Look through the entries below and report how many lines hold the string "Thursday". Only the number is wanted.

■ Exercise input ■
□ □ □ □

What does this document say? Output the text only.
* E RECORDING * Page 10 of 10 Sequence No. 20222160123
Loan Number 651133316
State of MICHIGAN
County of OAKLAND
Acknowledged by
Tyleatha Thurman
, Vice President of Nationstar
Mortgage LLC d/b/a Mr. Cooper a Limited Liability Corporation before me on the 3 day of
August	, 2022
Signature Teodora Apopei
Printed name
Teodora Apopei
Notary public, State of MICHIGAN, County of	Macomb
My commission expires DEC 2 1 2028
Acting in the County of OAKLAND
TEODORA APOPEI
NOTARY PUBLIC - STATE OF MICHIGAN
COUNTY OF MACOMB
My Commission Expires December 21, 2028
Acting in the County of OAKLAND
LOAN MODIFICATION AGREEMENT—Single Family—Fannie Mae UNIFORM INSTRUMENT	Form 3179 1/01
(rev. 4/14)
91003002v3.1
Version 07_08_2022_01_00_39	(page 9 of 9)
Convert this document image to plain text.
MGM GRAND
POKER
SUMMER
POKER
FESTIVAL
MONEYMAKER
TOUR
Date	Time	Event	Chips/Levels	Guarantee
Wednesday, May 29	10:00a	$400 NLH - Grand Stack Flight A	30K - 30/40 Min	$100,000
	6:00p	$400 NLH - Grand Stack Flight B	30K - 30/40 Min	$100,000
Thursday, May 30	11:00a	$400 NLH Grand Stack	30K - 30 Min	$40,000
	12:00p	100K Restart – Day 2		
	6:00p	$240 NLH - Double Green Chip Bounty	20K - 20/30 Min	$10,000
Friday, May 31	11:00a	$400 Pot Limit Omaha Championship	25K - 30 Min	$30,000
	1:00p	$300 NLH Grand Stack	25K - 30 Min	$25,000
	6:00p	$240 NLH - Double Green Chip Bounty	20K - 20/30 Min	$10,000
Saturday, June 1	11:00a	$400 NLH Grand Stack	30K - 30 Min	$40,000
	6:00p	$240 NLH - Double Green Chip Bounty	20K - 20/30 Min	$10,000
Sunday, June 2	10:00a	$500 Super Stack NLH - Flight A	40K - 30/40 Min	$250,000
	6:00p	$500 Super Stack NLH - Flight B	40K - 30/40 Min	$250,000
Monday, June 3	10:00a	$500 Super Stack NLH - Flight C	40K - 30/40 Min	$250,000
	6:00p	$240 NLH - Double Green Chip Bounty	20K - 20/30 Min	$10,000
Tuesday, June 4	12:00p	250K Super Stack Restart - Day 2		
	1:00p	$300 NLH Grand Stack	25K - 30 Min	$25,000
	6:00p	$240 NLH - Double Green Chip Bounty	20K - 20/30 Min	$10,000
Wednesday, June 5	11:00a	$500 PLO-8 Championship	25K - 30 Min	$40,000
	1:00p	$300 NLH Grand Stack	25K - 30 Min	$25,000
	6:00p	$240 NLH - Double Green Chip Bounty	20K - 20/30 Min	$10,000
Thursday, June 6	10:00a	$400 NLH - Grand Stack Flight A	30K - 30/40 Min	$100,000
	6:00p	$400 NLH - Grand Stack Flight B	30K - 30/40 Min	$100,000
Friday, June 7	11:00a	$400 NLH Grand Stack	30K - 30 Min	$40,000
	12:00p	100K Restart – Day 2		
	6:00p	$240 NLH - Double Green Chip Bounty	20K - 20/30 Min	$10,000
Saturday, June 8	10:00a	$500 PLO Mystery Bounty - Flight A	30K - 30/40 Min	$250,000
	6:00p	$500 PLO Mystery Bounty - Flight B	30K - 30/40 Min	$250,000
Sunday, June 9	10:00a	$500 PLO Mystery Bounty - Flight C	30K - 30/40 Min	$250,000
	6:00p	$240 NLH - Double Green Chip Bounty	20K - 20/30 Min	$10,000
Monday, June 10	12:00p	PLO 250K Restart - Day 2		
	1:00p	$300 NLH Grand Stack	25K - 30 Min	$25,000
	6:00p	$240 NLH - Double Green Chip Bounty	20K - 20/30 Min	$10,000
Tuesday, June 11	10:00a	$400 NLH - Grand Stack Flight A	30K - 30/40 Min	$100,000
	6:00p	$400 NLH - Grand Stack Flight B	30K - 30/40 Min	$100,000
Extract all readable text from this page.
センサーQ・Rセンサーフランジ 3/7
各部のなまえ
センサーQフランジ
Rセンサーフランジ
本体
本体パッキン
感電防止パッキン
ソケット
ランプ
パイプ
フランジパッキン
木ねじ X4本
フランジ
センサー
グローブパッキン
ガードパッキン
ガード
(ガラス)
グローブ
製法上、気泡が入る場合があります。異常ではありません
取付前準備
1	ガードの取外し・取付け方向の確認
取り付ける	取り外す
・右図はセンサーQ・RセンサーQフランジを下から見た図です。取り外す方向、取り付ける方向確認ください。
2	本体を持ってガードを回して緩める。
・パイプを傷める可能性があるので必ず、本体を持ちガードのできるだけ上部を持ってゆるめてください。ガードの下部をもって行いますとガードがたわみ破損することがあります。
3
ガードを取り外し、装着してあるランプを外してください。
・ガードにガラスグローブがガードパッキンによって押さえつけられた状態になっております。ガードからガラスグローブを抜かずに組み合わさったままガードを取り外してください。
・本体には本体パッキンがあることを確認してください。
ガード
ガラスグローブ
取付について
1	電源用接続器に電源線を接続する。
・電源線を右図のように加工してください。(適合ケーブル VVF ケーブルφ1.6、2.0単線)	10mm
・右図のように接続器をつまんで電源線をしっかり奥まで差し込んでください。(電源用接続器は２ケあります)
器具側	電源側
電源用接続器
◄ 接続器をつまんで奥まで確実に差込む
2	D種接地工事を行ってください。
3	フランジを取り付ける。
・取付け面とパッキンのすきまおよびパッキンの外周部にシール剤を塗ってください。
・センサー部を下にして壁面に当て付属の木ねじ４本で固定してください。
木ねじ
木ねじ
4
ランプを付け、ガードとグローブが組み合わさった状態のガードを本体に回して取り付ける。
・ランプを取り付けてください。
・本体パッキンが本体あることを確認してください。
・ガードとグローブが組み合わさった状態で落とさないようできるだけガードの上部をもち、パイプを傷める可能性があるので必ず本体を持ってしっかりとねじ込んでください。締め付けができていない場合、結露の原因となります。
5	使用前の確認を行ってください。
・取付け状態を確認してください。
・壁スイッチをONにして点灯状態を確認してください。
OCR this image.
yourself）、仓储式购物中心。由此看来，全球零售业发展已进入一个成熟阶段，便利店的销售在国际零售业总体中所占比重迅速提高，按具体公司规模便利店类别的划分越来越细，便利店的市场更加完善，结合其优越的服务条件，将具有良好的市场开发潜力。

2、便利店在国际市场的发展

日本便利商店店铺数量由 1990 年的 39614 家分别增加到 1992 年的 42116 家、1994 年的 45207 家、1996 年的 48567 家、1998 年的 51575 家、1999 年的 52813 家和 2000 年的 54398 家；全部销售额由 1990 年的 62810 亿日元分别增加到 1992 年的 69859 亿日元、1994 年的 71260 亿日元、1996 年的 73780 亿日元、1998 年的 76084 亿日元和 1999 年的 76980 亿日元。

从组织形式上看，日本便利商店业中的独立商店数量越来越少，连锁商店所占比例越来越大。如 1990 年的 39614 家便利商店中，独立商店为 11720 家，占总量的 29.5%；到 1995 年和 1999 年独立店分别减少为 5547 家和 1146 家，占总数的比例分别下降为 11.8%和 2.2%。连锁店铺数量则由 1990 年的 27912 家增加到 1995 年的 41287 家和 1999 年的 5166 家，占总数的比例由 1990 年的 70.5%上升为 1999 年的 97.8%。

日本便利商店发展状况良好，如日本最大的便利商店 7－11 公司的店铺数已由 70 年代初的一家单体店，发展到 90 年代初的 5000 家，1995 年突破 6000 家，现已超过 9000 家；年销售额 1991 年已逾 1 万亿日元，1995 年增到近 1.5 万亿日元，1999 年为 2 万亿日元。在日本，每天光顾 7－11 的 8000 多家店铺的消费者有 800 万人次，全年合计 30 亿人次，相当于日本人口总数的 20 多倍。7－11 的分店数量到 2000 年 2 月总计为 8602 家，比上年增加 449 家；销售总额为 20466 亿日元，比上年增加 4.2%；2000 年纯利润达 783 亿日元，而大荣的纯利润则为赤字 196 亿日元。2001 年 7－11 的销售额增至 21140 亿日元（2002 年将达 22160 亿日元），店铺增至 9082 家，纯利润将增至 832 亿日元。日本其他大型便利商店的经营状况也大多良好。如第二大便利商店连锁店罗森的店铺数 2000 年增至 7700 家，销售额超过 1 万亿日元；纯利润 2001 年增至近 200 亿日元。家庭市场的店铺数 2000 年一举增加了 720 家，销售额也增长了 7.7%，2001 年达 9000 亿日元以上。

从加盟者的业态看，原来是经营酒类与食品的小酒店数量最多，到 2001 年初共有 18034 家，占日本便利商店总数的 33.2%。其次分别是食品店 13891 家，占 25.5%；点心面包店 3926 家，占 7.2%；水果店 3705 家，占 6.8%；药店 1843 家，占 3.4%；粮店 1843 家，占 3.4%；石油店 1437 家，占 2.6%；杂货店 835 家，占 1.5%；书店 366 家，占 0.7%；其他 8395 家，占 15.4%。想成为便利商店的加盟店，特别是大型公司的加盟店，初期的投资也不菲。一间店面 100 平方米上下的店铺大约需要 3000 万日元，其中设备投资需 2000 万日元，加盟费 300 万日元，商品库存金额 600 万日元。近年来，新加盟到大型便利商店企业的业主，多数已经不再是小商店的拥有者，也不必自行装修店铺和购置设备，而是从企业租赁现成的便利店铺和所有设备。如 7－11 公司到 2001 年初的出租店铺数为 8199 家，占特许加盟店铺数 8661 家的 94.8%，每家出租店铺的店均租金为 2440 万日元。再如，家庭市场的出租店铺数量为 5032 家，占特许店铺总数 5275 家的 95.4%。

□ □ □ □

■ Full output ■
2